> **WHAT THE TASK REQUIRES**
Reproduce the data exactly.

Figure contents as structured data
* start *

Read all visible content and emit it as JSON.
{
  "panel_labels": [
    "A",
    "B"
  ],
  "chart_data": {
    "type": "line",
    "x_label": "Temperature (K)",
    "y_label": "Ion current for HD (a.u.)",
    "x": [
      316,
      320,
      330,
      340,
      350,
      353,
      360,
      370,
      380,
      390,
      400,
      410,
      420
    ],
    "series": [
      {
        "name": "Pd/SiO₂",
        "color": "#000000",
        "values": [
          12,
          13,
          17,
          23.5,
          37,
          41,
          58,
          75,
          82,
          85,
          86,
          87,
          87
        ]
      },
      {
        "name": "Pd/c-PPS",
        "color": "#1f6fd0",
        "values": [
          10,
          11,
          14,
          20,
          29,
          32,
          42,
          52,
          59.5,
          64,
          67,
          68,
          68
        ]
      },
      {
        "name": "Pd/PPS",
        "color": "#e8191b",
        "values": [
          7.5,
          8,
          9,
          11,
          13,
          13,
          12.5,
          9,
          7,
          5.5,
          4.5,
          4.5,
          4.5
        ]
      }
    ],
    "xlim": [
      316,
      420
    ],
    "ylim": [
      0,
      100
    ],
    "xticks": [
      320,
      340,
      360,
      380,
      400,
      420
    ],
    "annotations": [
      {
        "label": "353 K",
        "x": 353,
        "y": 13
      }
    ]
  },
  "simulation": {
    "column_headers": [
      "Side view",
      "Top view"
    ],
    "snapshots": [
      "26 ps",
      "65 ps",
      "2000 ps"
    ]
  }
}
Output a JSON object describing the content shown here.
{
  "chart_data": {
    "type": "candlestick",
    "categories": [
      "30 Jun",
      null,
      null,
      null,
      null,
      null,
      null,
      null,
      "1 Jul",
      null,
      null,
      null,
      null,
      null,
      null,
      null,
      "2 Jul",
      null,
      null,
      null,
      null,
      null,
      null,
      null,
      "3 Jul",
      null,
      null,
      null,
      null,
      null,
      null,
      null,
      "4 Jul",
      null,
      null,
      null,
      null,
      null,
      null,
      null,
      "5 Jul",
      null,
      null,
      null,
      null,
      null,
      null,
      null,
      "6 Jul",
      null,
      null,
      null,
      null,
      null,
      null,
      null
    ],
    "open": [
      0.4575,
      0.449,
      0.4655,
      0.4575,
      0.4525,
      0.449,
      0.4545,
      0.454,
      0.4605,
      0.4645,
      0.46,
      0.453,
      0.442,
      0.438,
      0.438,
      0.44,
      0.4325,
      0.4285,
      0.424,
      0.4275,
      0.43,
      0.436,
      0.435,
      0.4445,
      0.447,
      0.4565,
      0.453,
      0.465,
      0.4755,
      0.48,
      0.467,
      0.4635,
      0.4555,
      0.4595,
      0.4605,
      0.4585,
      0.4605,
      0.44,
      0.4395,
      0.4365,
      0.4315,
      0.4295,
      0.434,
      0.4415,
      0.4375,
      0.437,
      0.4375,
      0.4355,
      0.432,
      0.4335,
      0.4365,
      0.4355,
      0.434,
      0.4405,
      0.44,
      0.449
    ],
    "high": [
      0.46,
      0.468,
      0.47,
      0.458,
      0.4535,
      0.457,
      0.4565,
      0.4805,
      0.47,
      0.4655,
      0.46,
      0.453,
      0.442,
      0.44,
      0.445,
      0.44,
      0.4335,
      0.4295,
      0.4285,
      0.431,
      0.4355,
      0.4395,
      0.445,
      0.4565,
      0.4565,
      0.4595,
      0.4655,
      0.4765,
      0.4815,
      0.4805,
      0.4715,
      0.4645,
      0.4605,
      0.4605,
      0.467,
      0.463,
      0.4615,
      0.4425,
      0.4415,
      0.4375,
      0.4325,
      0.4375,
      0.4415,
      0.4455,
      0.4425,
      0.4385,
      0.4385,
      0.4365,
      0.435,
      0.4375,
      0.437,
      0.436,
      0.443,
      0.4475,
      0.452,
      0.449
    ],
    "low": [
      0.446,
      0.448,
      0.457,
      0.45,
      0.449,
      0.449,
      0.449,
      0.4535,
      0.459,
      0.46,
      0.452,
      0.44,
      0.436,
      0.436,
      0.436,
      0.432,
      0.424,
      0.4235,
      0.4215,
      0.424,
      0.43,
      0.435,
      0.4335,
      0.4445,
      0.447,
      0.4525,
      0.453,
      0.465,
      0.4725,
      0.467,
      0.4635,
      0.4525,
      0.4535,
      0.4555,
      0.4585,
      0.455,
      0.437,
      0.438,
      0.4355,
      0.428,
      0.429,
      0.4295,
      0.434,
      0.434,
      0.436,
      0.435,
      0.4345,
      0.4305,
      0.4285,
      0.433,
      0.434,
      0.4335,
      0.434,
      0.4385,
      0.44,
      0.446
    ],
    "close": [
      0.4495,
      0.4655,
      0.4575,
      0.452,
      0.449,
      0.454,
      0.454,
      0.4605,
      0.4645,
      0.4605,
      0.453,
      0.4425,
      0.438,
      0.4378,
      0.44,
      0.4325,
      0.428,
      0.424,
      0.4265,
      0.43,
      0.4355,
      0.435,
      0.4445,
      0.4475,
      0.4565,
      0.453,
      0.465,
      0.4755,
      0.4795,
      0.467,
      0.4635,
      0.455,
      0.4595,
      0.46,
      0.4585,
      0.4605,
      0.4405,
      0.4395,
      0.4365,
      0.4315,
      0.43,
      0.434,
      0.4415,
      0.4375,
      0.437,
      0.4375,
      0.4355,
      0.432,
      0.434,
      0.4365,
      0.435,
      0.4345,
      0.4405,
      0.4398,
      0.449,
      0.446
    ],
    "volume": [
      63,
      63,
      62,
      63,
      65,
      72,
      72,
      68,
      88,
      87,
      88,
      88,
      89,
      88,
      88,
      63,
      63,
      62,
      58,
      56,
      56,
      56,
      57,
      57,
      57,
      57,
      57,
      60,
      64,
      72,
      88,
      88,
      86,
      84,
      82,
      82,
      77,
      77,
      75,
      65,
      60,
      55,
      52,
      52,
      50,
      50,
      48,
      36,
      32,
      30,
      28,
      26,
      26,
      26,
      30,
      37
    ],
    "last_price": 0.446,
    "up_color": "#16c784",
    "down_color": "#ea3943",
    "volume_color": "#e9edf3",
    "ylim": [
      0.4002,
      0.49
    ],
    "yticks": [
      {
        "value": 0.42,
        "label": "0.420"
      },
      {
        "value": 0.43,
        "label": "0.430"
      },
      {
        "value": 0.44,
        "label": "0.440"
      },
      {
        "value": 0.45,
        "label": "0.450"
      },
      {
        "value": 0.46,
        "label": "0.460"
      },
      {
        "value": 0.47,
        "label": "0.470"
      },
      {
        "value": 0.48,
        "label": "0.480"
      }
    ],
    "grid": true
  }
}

* end *

> **REPLY TO THE EXERCISE**
Read all visible content and emit it as JSON.
{
  "panel_labels": [
    "A",
    "B"
  ],
  "chart_data": {
    "type": "line",
    "x_label": "Temperature (K)",
    "y_label": "Ion current for HD (a.u.)",
    "x": [
      316,
      320,
      330,
      340,
      350,
      353,
      360,
      370,
      380,
      390,
      400,
      410,
      420
    ],
    "series": [
      {
        "name": "Pd/SiO₂",
        "color": "#000000",
        "values": [
          12,
          13,
          17,
          23.5,
          37,
          41,
          58,
          75,
          82,
          85,
          86,
          87,
          87
        ]
      },
      {
        "name": "Pd/c-PPS",
        "color": "#1f6fd0",
        "values": [
          10,
          11,
          14,
          20,
          29,
          32,
          42,
          52,
          59.5,
          64,
          67,
          68,
          68
        ]
      },
      {
        "name": "Pd/PPS",
        "color": "#e8191b",
        "values": [
          7.5,
          8,
          9,
          11,
          13,
          13,
          12.5,
          9,
          7,
          5.5,
          4.5,
          4.5,
          4.5
        ]
      }
    ],
    "xlim": [
      316,
      420
    ],
    "ylim": [
      0,
      100
    ],
    "xticks": [
      320,
      340,
      360,
      380,
      400,
      420
    ],
    "annotations": [
      {
        "label": "353 K",
        "x": 353,
        "y": 13
      }
    ]
  },
  "simulation": {
    "column_headers": [
      "Side view",
      "Top view"
    ],
    "snapshots": [
      "26 ps",
      "65 ps",
      "2000 ps"
    ]
  }
}
Output a JSON object describing the content shown here.
{
  "chart_data": {
    "type": "candlestick",
    "categories": [
      "30 Jun",
      null,
      null,
      null,
      null,
      null,
      null,
      null,
      "1 Jul",
      null,
      null,
      null,
      null,
      null,
      null,
      null,
      "2 Jul",
      null,
      null,
      null,
      null,
      null,
      null,
      null,
      "3 Jul",
      null,
      null,
      null,
      null,
      null,
      null,
      null,
      "4 Jul",
      null,
      null,
      null,
      null,
      null,
      null,
      null,
      "5 Jul",
      null,
      null,
      null,
      null,
      null,
      null,
      null,
      "6 Jul",
      null,
      null,
      null,
      null,
      null,
      null,
      null
    ],
    "open": [
      0.4575,
      0.449,
      0.4655,
      0.4575,
      0.4525,
      0.449,
      0.4545,
      0.454,
      0.4605,
      0.4645,
      0.46,
      0.453,
      0.442,
      0.438,
      0.438,
      0.44,
      0.4325,
      0.4285,
      0.424,
      0.4275,
      0.43,
      0.436,
      0.435,
      0.4445,
      0.447,
      0.4565,
      0.453,
      0.465,
      0.4755,
      0.48,
      0.467,
      0.4635,
      0.4555,
      0.4595,
      0.4605,
      0.4585,
      0.4605,
      0.44,
      0.4395,
      0.4365,
      0.4315,
      0.4295,
      0.434,
      0.4415,
      0.4375,
      0.437,
      0.4375,
      0.4355,
      0.432,
      0.4335,
      0.4365,
      0.4355,
      0.434,
      0.4405,
      0.44,
      0.449
    ],
    "high": [
      0.46,
      0.468,
      0.47,
      0.458,
      0.4535,
      0.457,
      0.4565,
      0.4805,
      0.47,
      0.4655,
      0.46,
      0.453,
      0.442,
      0.44,
      0.445,
      0.44,
      0.4335,
      0.4295,
      0.4285,
      0.431,
      0.4355,
      0.4395,
      0.445,
      0.4565,
      0.4565,
      0.4595,
      0.4655,
      0.4765,
      0.4815,
      0.4805,
      0.4715,
      0.4645,
      0.4605,
      0.4605,
      0.467,
      0.463,
      0.4615,
      0.4425,
      0.4415,
      0.4375,
      0.4325,
      0.4375,
      0.4415,
      0.4455,
      0.4425,
      0.4385,
      0.4385,
      0.4365,
      0.435,
      0.4375,
      0.437,
      0.436,
      0.443,
      0.4475,
      0.452,
      0.449
    ],
    "low": [
      0.446,
      0.448,
      0.457,
      0.45,
      0.449,
      0.449,
      0.449,
      0.4535,
      0.459,
      0.46,
      0.452,
      0.44,
      0.436,
      0.436,
      0.436,
      0.432,
      0.424,
      0.4235,
      0.4215,
      0.424,
      0.43,
      0.435,
      0.4335,
      0.4445,
      0.447,
      0.4525,
      0.453,
      0.465,
      0.4725,
      0.467,
      0.4635,
      0.4525,
      0.4535,
      0.4555,
      0.4585,
      0.455,
      0.437,
      0.438,
      0.4355,
      0.428,
      0.429,
      0.4295,
      0.434,
      0.434,
      0.436,
      0.435,
      0.4345,
      0.4305,
      0.4285,
      0.433,
      0.434,
      0.4335,
      0.434,
      0.4385,
      0.44,
      0.446
    ],
    "close": [
      0.4495,
      0.4655,
      0.4575,
      0.452,
      0.449,
      0.454,
      0.454,
      0.4605,
      0.4645,
      0.4605,
      0.453,
      0.4425,
      0.438,
      0.4378,
      0.44,
      0.4325,
      0.428,
      0.424,
      0.4265,
      0.43,
      0.4355,
      0.435,
      0.4445,
      0.4475,
      0.4565,
      0.453,
      0.465,
      0.4755,
      0.4795,
      0.467,
      0.4635,
      0.455,
      0.4595,
      0.46,
      0.4585,
      0.4605,
      0.4405,
      0.4395,
      0.4365,
      0.4315,
      0.43,
      0.434,
      0.4415,
      0.4375,
      0.437,
      0.4375,
      0.4355,
      0.432,
      0.434,
      0.4365,
      0.435,
      0.4345,
      0.4405,
      0.4398,
      0.449,
      0.446
    ],
    "volume": [
      63,
      63,
      62,
      63,
      65,
      72,
      72,
      68,
      88,
      87,
      88,
      88,
      89,
      88,
      88,
      63,
      63,
      62,
      58,
      56,
      56,
      56,
      57,
      57,
      57,
      57,
      57,
      60,
      64,
      72,
      88,
      88,
      86,
      84,
      82,
      82,
      77,
      77,
      75,
      65,
      60,
      55,
      52,
      52,
      50,
      50,
      48,
      36,
      32,
      30,
      28,
      26,
      26,
      26,
      30,
      37
    ],
    "last_price": 0.446,
    "up_color": "#16c784",
    "down_color": "#ea3943",
    "volume_color": "#e9edf3",
    "ylim": [
      0.4002,
      0.49
    ],
    "yticks": [
      {
        "value": 0.42,
        "label": "0.420"
      },
      {
        "value": 0.43,
        "label": "0.430"
      },
      {
        "value": 0.44,
        "label": "0.440"
      },
      {
        "value": 0.45,
        "label": "0.450"
      },
      {
        "value": 0.46,
        "label": "0.460"
      },
      {
        "value": 0.47,
        "label": "0.470"
      },
      {
        "value": 0.48,
        "label": "0.480"
      }
    ],
    "grid": true
  }
}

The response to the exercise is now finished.